* _To be done_
#1 Output, unchanged, the lines of the entries from the one containing "1159, 251, 1193]" through the one containing "1072, 57, 1094]", with both of those lines included.
#2 Pick up the forum thread on Anubias growing out of water where it stops, and extend it.

* _Page excerpt_

## start

# Anubias are NOT aquatic submersed plants in nature



## plantbrain (Dec 15, 2003)

I recently had some time to listen to Anton Lamboj who has written a great deal about Western African cichlids. His book on Western cichlids is nothing short of one of the best:

http://www.amazon.com/Anton-Lamboj/e/B001I7VE6S

http://www.cichlidae.com/author.php?id=140

In his travels, he mentioned that he has never seen Anubias growing in the water except once. He said that if you attempt to create a biotope from this region, Anubias would not be in the water in the strict sense. Most all of them are high and dry. We know they do amazingly well above water and have thick leaves and cuticles. This may explain why many get algae on them vs say most other aquatic species which often lac a cuticle and have thin delicate leaves and stems.

My tank here is more appropriate in terms of biotope and Anubias:









With the plants growing up and out of the water.

If you like West African cichlids, buy his book also.


----------



## Da Plant Man (Apr 7, 2010)

Very cool! Any chance of a full tank shot of that tank?

I think I am going to have to get some anubias to grow emersed now


----------



## AW0L (Jan 15, 2004)

There was a time i had pennywhorl just grow out of my tank and cover my window its a cool plant. But most people dont have the humidity to let anubias we get from the hobby transition well most thave been grown submersed/emersed cant transition unless it grown out. And how slow anubias grows it makes it more dificult


----------



## Gatekeeper (Feb 20, 2007)

Any Anubias that I have had out of high humidity or water dries out and crumbles to pieces. I have no idea how you pulled that off Tom but would love to see a write up or something.


----------



## problemman (Aug 19, 2005)

If you ever hit up your local pet chains they get all their plants and fish mostly from segrest farms in florida and the plants are grown emmersed. Pick one if them up and see how it goes


----------



## Gatekeeper (Feb 20, 2007)

problemman said:


> If you ever hit up your local pet chains they get all their plants and fish mostly from segrest farms in florida and the plants are grown emmersed. Pick one if them up and see how it goes


But that's done in a controlled environment, including controlled humidity to I am sure.

## end

* _Entries supplied_
## start

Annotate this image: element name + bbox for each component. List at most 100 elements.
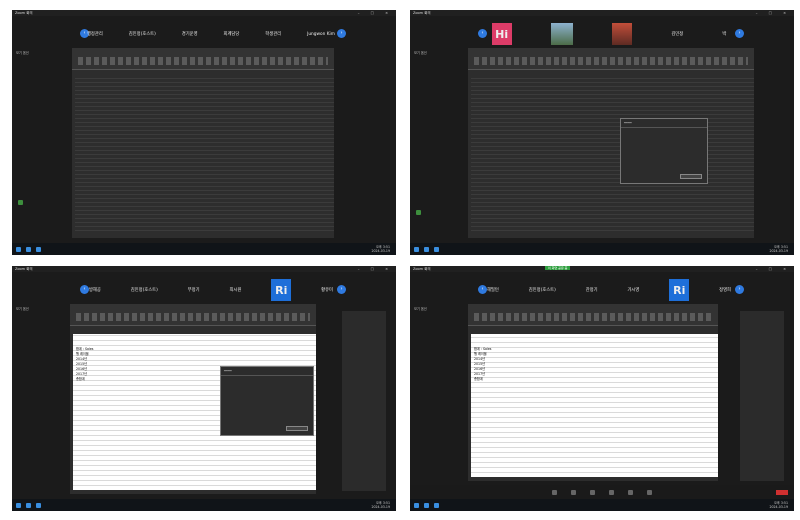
chat-icon[interactable] [609, 489, 614, 495]
clock: 오후 3:51 2024-03-19 [371, 501, 390, 509]
start-icon[interactable] [16, 502, 21, 508]
nav-right-icon[interactable]: › [735, 285, 744, 294]
pivot-fields-pane[interactable] [740, 311, 784, 481]
nav-right-icon[interactable]: › [337, 29, 346, 38]
window-controls[interactable]: – □ × [358, 11, 393, 15]
sort-dialog[interactable]: ━━━━ [620, 118, 708, 184]
pivot-options-dialog[interactable]: ━━━━ [220, 366, 314, 436]
zoom-window-4: Zoom 회의 – □ × 이 화면 공유 중 보기 옵션 ‹ 해밀턴 김민정(호… [410, 266, 794, 511]
window-controls[interactable]: – □ × [756, 11, 791, 15]
start-icon[interactable] [16, 246, 21, 252]
search-icon[interactable] [26, 502, 31, 508]
participant-tile[interactable]: 최시원 [229, 287, 241, 293]
view-options-button[interactable]: 보기 옵션 [16, 306, 29, 311]
participant-tile[interactable]: 김민정(호스트) [129, 31, 156, 37]
search-icon[interactable] [424, 246, 429, 252]
share-icon[interactable] [628, 489, 633, 495]
participant-tile[interactable]: 가시영 [627, 287, 639, 293]
participant-tile[interactable]: 회계담당 [224, 31, 240, 37]
search-icon[interactable] [26, 246, 31, 252]
taskbar: 오후 3:51 2024-03-19 [410, 499, 794, 511]
dialog-title: ━━━━ [621, 119, 707, 128]
app-icon[interactable] [434, 502, 439, 508]
view-options-button[interactable]: 보기 옵션 [16, 50, 29, 55]
app-icon[interactable] [434, 246, 439, 252]
app-icon[interactable] [36, 246, 41, 252]
ok-button[interactable] [680, 174, 702, 179]
app-icon[interactable] [36, 502, 41, 508]
video-strip: 행정관리 김민정(호스트) 경기운영 회계담당 학생관리 Jungwon Kim [74, 23, 348, 45]
pivot-fields-pane[interactable] [342, 311, 386, 491]
window-title: Zoom 회의 [413, 266, 431, 271]
participant-tile[interactable]: 경기운영 [182, 31, 198, 37]
participant-tile[interactable]: Ri [271, 279, 292, 301]
window-title: Zoom 회의 [15, 10, 33, 15]
participant-tile[interactable]: 행정관리 [87, 31, 103, 37]
start-icon[interactable] [414, 246, 419, 252]
participant-tile[interactable]: 해밀턴 [487, 287, 499, 293]
participant-tile[interactable]: 황유미 [321, 287, 333, 293]
view-options-button[interactable]: 보기 옵션 [414, 306, 427, 311]
search-icon[interactable] [424, 502, 429, 508]
window-title: Zoom 회의 [413, 10, 431, 15]
participants-icon[interactable] [590, 489, 595, 495]
video-strip: 방해공 김민정(호스트) 부정기 최시원 Ri 황유미 [74, 279, 348, 301]
title-bar: Zoom 회의 – □ × [410, 266, 794, 272]
taskbar: 오후 3:51 2024-03-19 [12, 499, 396, 511]
shared-excel [72, 48, 334, 238]
participant-tile[interactable]: 김민정(호스트) [529, 287, 556, 293]
participant-photo[interactable] [550, 23, 573, 45]
participant-tile[interactable]: 방해공 [89, 287, 101, 293]
shared-excel: ━━━━ [468, 48, 754, 238]
window-controls[interactable]: – □ × [756, 267, 791, 271]
ribbon [468, 304, 718, 326]
video-strip: 해밀턴 김민정(호스트) 찬정기 가시영 Ri 정영희 [472, 279, 746, 301]
participant-tile[interactable]: Jungwon Kim [307, 32, 335, 37]
video-icon[interactable] [571, 489, 576, 495]
taskbar: 오후 3:51 2024-03-19 [12, 243, 396, 255]
participant-tile[interactable]: 김민정(호스트) [131, 287, 158, 293]
zoom-window-2: Zoom 회의 – □ × 보기 옵션 ‹ Hi 김민정 박 › ━━━━ 오후 … [410, 10, 794, 255]
clock: 오후 3:51 2024-03-19 [769, 501, 788, 509]
zoom-window-3: Zoom 회의 – □ × 보기 옵션 ‹ 방해공 김민정(호스트) 부정기 최시… [12, 266, 396, 511]
sheet-grid[interactable] [471, 78, 754, 234]
dialog-title: ━━━━ [221, 367, 313, 376]
start-icon[interactable] [414, 502, 419, 508]
zoom-window-1: Zoom 회의 – □ × 보기 옵션 ‹ 행정관리 김민정(호스트) 경기운영 … [12, 10, 396, 255]
window-title: Zoom 회의 [15, 266, 33, 271]
nav-right-icon[interactable]: › [337, 285, 346, 294]
ok-button[interactable] [286, 426, 308, 431]
view-options-button[interactable]: 보기 옵션 [414, 50, 427, 55]
pivot-table: 합계 : Sales 행 레이블 2014년 2015년 2016년 2017년… [474, 346, 674, 394]
participant-tile[interactable]: 부정기 [188, 287, 200, 293]
zoom-control-bar [410, 485, 794, 499]
taskbar: 오후 3:51 2024-03-19 [410, 243, 794, 255]
video-strip: Hi 김민정 박 [472, 23, 746, 45]
nav-right-icon[interactable]: › [735, 29, 744, 38]
participant-tile[interactable]: 김민정 [671, 31, 683, 37]
shared-excel: 합계 : Sales 행 레이블 2014년 2015년 2016년 2017년… [70, 304, 316, 494]
participant-tile[interactable]: 정영희 [719, 287, 731, 293]
ribbon [72, 48, 334, 70]
pencil-icon[interactable] [416, 210, 421, 215]
clock: 오후 3:51 2024-03-19 [769, 245, 788, 253]
title-bar: Zoom 회의 – □ × [410, 10, 794, 16]
window-controls[interactable]: – □ × [358, 267, 393, 271]
shared-excel: 합계 : Sales 행 레이블 2014년 2015년 2016년 2017년… [468, 304, 718, 481]
sheet-grid[interactable] [75, 78, 334, 234]
participant-tile[interactable]: Ri [669, 279, 690, 301]
record-icon[interactable] [647, 489, 652, 495]
participant-tile[interactable]: 찬정기 [586, 287, 598, 293]
ribbon [70, 304, 316, 326]
mute-icon[interactable] [552, 489, 557, 495]
participant-tile[interactable]: 학생관리 [265, 31, 281, 37]
share-banner[interactable]: 이 화면 공유 중 [545, 266, 571, 270]
participant-tile[interactable]: Hi [491, 23, 512, 45]
pencil-icon[interactable] [18, 200, 23, 205]
end-meeting-button[interactable] [776, 489, 788, 495]
title-bar: Zoom 회의 – □ × [12, 266, 396, 272]
participant-tile[interactable]: 박 [722, 31, 726, 37]
participant-photo[interactable] [612, 23, 633, 45]
ribbon [468, 48, 754, 70]
pivot-row: 총합계 [474, 377, 483, 381]
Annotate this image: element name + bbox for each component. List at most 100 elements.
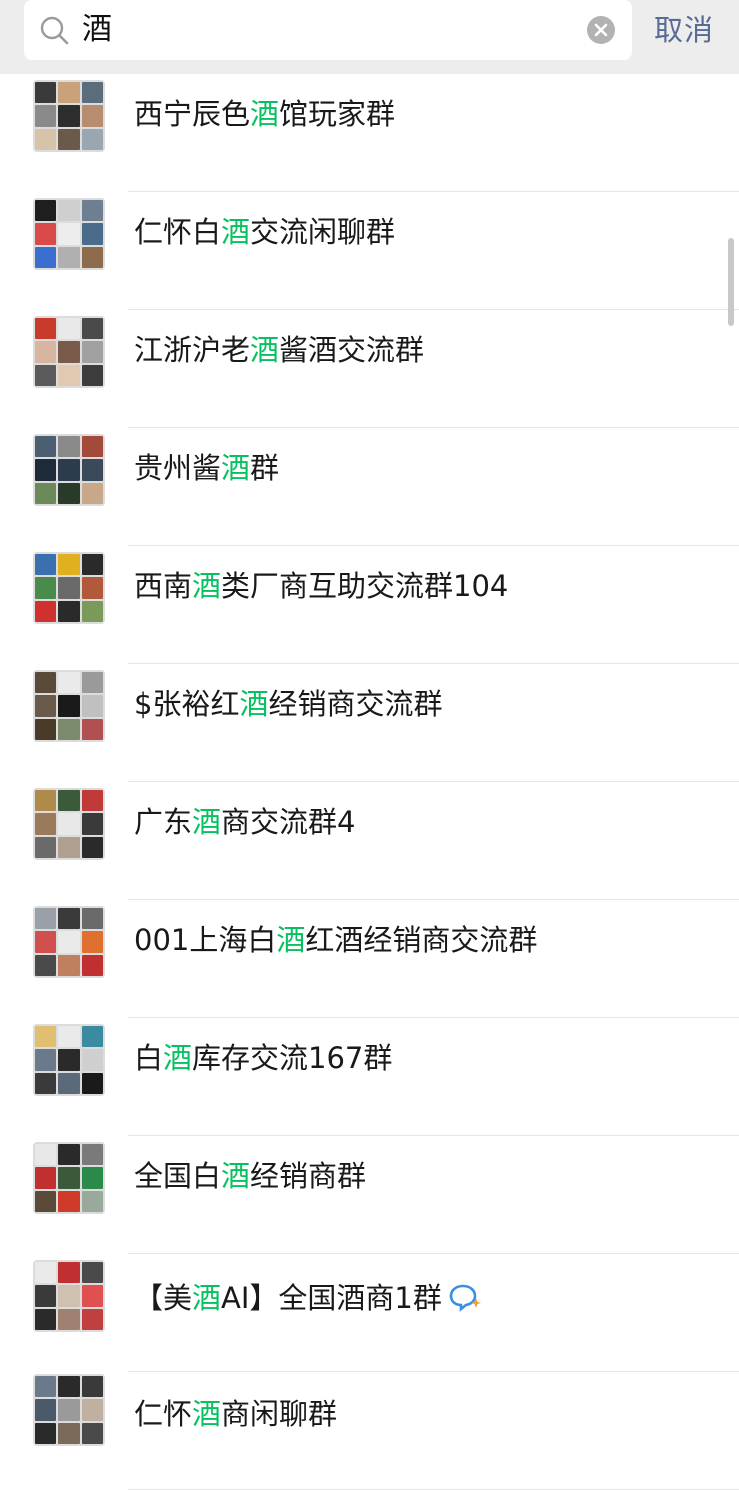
keyword-highlight: 酒	[221, 1159, 251, 1193]
cancel-button[interactable]: 取消	[654, 6, 714, 54]
member-avatar-tile	[35, 554, 57, 576]
search-bar: 酒 取消	[0, 0, 739, 74]
member-avatar-tile	[58, 577, 80, 599]
member-avatar-tile	[35, 482, 57, 504]
group-name-suffix: 馆玩家群	[279, 97, 396, 131]
member-avatar-tile	[81, 554, 103, 576]
group-avatar	[33, 670, 105, 742]
keyword-highlight: 酒	[192, 1397, 222, 1431]
group-name: 全国白酒经销商群	[134, 1154, 366, 1198]
search-result-item[interactable]: $张裕红酒经销商交流群	[0, 664, 739, 782]
member-avatar-tile	[58, 1422, 80, 1444]
member-avatar-tile	[58, 931, 80, 953]
member-avatar-tile	[58, 695, 80, 717]
search-result-item[interactable]: 贵州酱酒群	[0, 428, 739, 546]
member-avatar-tile	[58, 1049, 80, 1071]
group-name-prefix: 全国白	[134, 1159, 222, 1193]
keyword-highlight: 酒	[239, 687, 269, 721]
search-result-item[interactable]: 广东酒商交流群4	[0, 782, 739, 900]
ai-chat-icon	[449, 1284, 481, 1312]
search-icon	[40, 16, 69, 45]
member-avatar-tile	[35, 1072, 57, 1094]
member-avatar-tile	[81, 672, 103, 694]
member-avatar-tile	[35, 341, 57, 363]
member-avatar-tile	[81, 1026, 103, 1048]
member-avatar-tile	[81, 954, 103, 976]
group-avatar	[33, 316, 105, 388]
member-avatar-tile	[81, 1399, 103, 1421]
member-avatar-tile	[58, 813, 80, 835]
group-name-prefix: 西南	[134, 569, 193, 603]
member-avatar-tile	[81, 1167, 103, 1189]
search-result-item[interactable]: 【美酒AI】全国酒商1群	[0, 1254, 739, 1372]
member-avatar-tile	[35, 1399, 57, 1421]
member-avatar-tile	[58, 1144, 80, 1166]
member-avatar-tile	[81, 364, 103, 386]
search-result-item[interactable]: 白酒库存交流167群	[0, 1018, 739, 1136]
search-result-item[interactable]: 西宁辰色酒馆玩家群	[0, 74, 739, 192]
group-name-suffix: 商交流群4	[221, 805, 356, 839]
group-name-suffix: 商闲聊群	[221, 1397, 338, 1431]
group-name-prefix: 广东	[134, 805, 193, 839]
member-avatar-tile	[58, 128, 80, 150]
member-avatar-tile	[81, 1072, 103, 1094]
search-result-item[interactable]: 仁怀白酒交流闲聊群	[0, 192, 739, 310]
member-avatar-tile	[35, 908, 57, 930]
group-name: 仁怀酒商闲聊群	[134, 1392, 337, 1436]
member-avatar-tile	[58, 364, 80, 386]
group-name: 西宁辰色酒馆玩家群	[134, 92, 395, 136]
member-avatar-tile	[81, 577, 103, 599]
member-avatar-tile	[58, 554, 80, 576]
member-avatar-tile	[81, 695, 103, 717]
group-name: 广东酒商交流群4	[134, 800, 355, 844]
group-name-prefix: 白	[134, 1041, 164, 1075]
search-result-item[interactable]: 001上海白酒红酒经销商交流群	[0, 900, 739, 1018]
member-avatar-tile	[81, 718, 103, 740]
member-avatar-tile	[58, 436, 80, 458]
member-avatar-tile	[81, 1285, 103, 1307]
member-avatar-tile	[58, 105, 80, 127]
member-avatar-tile	[35, 1376, 57, 1398]
keyword-highlight: 酒	[192, 569, 222, 603]
search-result-item[interactable]: 江浙沪老酒酱酒交流群	[0, 310, 739, 428]
group-name: 仁怀白酒交流闲聊群	[134, 210, 395, 254]
member-avatar-tile	[81, 1049, 103, 1071]
search-result-item[interactable]: 西南酒类厂商互助交流群104	[0, 546, 739, 664]
group-avatar	[33, 1260, 105, 1332]
member-avatar-tile	[35, 931, 57, 953]
search-query[interactable]: 酒	[82, 6, 112, 54]
group-name-suffix: 红酒经销商交流群	[305, 923, 538, 957]
member-avatar-tile	[35, 813, 57, 835]
member-avatar-tile	[81, 1190, 103, 1212]
group-name: 001上海白酒红酒经销商交流群	[134, 918, 537, 962]
clear-icon[interactable]	[586, 15, 616, 45]
member-avatar-tile	[35, 577, 57, 599]
member-avatar-tile	[58, 1308, 80, 1330]
member-avatar-tile	[58, 1262, 80, 1284]
scrollbar[interactable]	[728, 238, 734, 326]
member-avatar-tile	[35, 128, 57, 150]
member-avatar-tile	[58, 341, 80, 363]
keyword-highlight: 酒	[192, 805, 222, 839]
member-avatar-tile	[58, 1376, 80, 1398]
member-avatar-tile	[58, 672, 80, 694]
search-result-item[interactable]: 全国白酒经销商群	[0, 1136, 739, 1254]
member-avatar-tile	[35, 1167, 57, 1189]
group-name: 西南酒类厂商互助交流群104	[134, 564, 508, 608]
group-name-prefix: 仁怀白	[134, 215, 222, 249]
group-avatar	[33, 80, 105, 152]
member-avatar-tile	[35, 1422, 57, 1444]
member-avatar-tile	[35, 105, 57, 127]
member-avatar-tile	[35, 223, 57, 245]
member-avatar-tile	[58, 908, 80, 930]
search-input[interactable]: 酒	[24, 0, 632, 60]
member-avatar-tile	[35, 364, 57, 386]
group-name-prefix: 【美	[134, 1281, 193, 1315]
member-avatar-tile	[81, 223, 103, 245]
search-result-item[interactable]: 仁怀酒商闲聊群	[0, 1372, 739, 1490]
member-avatar-tile	[81, 82, 103, 104]
member-avatar-tile	[58, 223, 80, 245]
group-name-suffix: 类厂商互助交流群104	[221, 569, 509, 603]
member-avatar-tile	[35, 1144, 57, 1166]
group-name-suffix: 群	[250, 451, 280, 485]
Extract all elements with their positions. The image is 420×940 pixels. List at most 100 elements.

## end

* _Results for each task_
#1
keyword-highlight: 酒	[221, 1159, 251, 1193]
cancel-button[interactable]: 取消	[654, 6, 714, 54]
member-avatar-tile	[35, 554, 57, 576]
search-bar: 酒 取消	[0, 0, 739, 74]
member-avatar-tile	[58, 577, 80, 599]
member-avatar-tile	[35, 482, 57, 504]
group-name-suffix: 馆玩家群	[279, 97, 396, 131]
member-avatar-tile	[81, 554, 103, 576]
group-avatar	[33, 670, 105, 742]
keyword-highlight: 酒	[192, 1397, 222, 1431]
group-name: 全国白酒经销商群	[134, 1154, 366, 1198]
search-result-item[interactable]: $张裕红酒经销商交流群	[0, 664, 739, 782]
member-avatar-tile	[58, 1422, 80, 1444]
member-avatar-tile	[58, 931, 80, 953]
member-avatar-tile	[58, 695, 80, 717]
search-result-item[interactable]: 贵州酱酒群	[0, 428, 739, 546]
member-avatar-tile	[58, 1049, 80, 1071]
group-name-prefix: 全国白	[134, 1159, 222, 1193]
keyword-highlight: 酒	[239, 687, 269, 721]
search-result-item[interactable]: 广东酒商交流群4	[0, 782, 739, 900]
ai-chat-icon	[449, 1284, 481, 1312]
search-icon	[40, 16, 69, 45]
member-avatar-tile	[35, 1072, 57, 1094]

#2
----------



## kuni (May 7, 2010)

It turns out a lot of Florida is pretty humid.


----------



## kuni (May 7, 2010)

I'm told this is true for most Java fern - it grows on the edges of streams and near waterfalls, rarely under the water.

The needle-leaf variety has been seen submersed in streams, though. There's a post in thekrib archives about it.


----------



## problemman (Aug 19, 2005)

Gatekeeper said:


> But that's done in a controlled environment, including controlled humidity to I am sure.


Yah I forgot about that lol


----------



## koldsoup (Feb 21, 2011)

Wow that is too kool lol FTS please. The rimless makes it even nicer


----------



## houseofcards (Mar 21, 2009)

Plantbrain's got some canopy going there.

Just for the record I've been able to transition Anubias to emersed in several setups. I currently have some Bolbitis transitioning as well. The easiest plant that I've ever seen transition is Purple Bamboo. It doesn't even break stride with no ill effects visible.


----------



## Gatekeeper (Feb 20, 2007)

Curious how you transitioned them. Any write up on this?


----------



## Prometheus (Feb 24, 2011)

Gatekeeper said:


> Curious how you transitioned them. Any write up on this?


agreed. i would love to read a write up.

bookmarked


----------



## chad320 (Mar 7, 2010)

Isnt this true for aleast 1/2 of the aquatic plants we keep? Almost all of them grow at the edges of the water and are only submersed a few days at a time during floods. They have adapted the ability to grow submersed for this reason. Which makes it possible to grow them in aquaria although its not an ideal condition for them. Most stems are growing to fast to try to break the surface. Almost all of them grow faster emergent.


----------



## PaulG (Oct 10, 2010)

That's a great tank.

I grow anubias emmersed in 85% humidity.


----------



## mistergreen (Dec 9, 2006)

The anubias won't survive our dry winter air. Humidity is must.


----------



## Gatekeeper (Feb 20, 2007)

chad320 said:


> Isnt this true for aleast 1/2 of the aquatic plants we keep? Almost all of them grow at the edges of the water and are only submersed a few days at a time during floods. They have adapted the ability to grow submersed for this reason. Which makes it possible to grow them in aquaria although its not an ideal condition for them. Most stems are growing to fast to try to break the surface. Almost all of them grow faster emergent.


Yes, but every type of species has specific conditions that they can thrive in. 



PaulG said:


> That's a great tank.
> 
> I grow anubias emmersed in 85% humidity.


Ahhh. The humidity factor. This is the only way I have grown anubias out of water. Some type of moisture or condensation in the air.



mistergreen said:


> The anubias won't survive our dry winter air. Humidity is must.


That is what I was driving at. Not sure if Tom's tank is an exception to this rule or their is a strict regiment of misting that is going on. Would love more info on that tank.

Maybe I am learning something new here.


----------



## houseofcards (Mar 21, 2009)

If anyone is interested this is the way I've transitioned Anubias and African Fern to emersed without using a controlled humid environment. 

I attach rhizome to wood very close to surface. When the water evaporates the plant get's a taste of air. I usually will mist the plant at this point and eventually top off the tank, but not to the same height, slightly less. This will create a pattern of the plant being exposed to a little more air each day over time.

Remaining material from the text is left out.